[RECORDS FOR THE TASK]

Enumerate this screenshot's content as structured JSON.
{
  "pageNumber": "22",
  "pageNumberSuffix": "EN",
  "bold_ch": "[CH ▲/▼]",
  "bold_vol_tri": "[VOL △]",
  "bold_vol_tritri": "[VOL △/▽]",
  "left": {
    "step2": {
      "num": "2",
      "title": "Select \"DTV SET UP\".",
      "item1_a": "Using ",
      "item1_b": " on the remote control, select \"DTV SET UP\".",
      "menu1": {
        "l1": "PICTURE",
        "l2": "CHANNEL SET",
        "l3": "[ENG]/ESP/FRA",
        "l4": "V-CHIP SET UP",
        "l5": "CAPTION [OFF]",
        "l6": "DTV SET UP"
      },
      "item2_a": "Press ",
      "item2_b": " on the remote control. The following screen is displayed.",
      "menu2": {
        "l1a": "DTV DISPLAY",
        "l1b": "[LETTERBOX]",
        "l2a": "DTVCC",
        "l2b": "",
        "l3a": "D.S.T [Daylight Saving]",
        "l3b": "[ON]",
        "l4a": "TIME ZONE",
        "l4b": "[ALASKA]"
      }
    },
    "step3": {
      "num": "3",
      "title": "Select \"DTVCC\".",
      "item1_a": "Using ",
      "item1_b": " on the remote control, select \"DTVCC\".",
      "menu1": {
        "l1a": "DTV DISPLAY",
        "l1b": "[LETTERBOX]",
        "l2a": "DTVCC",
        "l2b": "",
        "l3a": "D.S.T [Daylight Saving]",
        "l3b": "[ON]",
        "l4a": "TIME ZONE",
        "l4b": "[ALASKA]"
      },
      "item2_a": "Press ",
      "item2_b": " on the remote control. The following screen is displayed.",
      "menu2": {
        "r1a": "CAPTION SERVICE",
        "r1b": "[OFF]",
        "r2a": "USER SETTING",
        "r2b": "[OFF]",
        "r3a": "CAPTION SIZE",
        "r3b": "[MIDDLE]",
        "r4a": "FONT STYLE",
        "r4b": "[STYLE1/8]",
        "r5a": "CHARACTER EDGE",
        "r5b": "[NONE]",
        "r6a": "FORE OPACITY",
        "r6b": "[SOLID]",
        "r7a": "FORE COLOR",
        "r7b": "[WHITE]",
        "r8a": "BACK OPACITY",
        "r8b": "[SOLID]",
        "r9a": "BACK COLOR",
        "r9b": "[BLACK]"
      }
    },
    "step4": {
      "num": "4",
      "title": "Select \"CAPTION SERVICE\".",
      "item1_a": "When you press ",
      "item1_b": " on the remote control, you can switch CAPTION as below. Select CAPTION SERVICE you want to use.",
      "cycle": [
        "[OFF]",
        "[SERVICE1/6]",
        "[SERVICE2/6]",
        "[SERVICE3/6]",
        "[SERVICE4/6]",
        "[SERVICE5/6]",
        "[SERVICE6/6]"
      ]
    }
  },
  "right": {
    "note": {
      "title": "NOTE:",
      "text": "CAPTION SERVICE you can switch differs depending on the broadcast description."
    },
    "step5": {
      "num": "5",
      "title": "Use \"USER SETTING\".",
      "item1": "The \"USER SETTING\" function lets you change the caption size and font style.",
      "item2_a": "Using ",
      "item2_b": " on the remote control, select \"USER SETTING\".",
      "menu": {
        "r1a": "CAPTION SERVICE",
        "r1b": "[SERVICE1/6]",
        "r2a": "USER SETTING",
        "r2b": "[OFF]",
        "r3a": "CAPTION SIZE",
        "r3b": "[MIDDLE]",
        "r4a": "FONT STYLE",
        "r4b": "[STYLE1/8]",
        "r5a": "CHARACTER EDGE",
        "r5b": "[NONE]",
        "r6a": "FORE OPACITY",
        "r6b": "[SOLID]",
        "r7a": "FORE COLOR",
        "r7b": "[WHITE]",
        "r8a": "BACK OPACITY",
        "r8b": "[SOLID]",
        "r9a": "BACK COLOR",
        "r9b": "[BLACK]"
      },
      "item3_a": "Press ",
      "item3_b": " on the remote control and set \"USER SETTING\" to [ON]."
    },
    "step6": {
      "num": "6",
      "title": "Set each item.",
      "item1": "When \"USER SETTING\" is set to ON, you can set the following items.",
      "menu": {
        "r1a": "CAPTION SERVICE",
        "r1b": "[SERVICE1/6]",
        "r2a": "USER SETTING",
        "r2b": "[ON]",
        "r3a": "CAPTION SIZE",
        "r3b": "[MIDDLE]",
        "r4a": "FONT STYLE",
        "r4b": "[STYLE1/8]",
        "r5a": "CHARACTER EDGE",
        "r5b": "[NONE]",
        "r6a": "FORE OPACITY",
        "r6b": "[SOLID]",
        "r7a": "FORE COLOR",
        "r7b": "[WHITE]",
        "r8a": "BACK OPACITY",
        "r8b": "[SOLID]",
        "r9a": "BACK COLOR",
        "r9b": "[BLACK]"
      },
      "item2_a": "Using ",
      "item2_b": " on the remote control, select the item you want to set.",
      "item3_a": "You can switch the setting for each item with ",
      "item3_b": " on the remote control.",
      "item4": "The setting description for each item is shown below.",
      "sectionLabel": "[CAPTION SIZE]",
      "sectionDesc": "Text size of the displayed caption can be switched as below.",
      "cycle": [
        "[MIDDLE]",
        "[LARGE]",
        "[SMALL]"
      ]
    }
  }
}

[EXERCISE GOAL] Give only the number of lines in the listing above that include the string "control".

[WRITTEN ANSWER] 9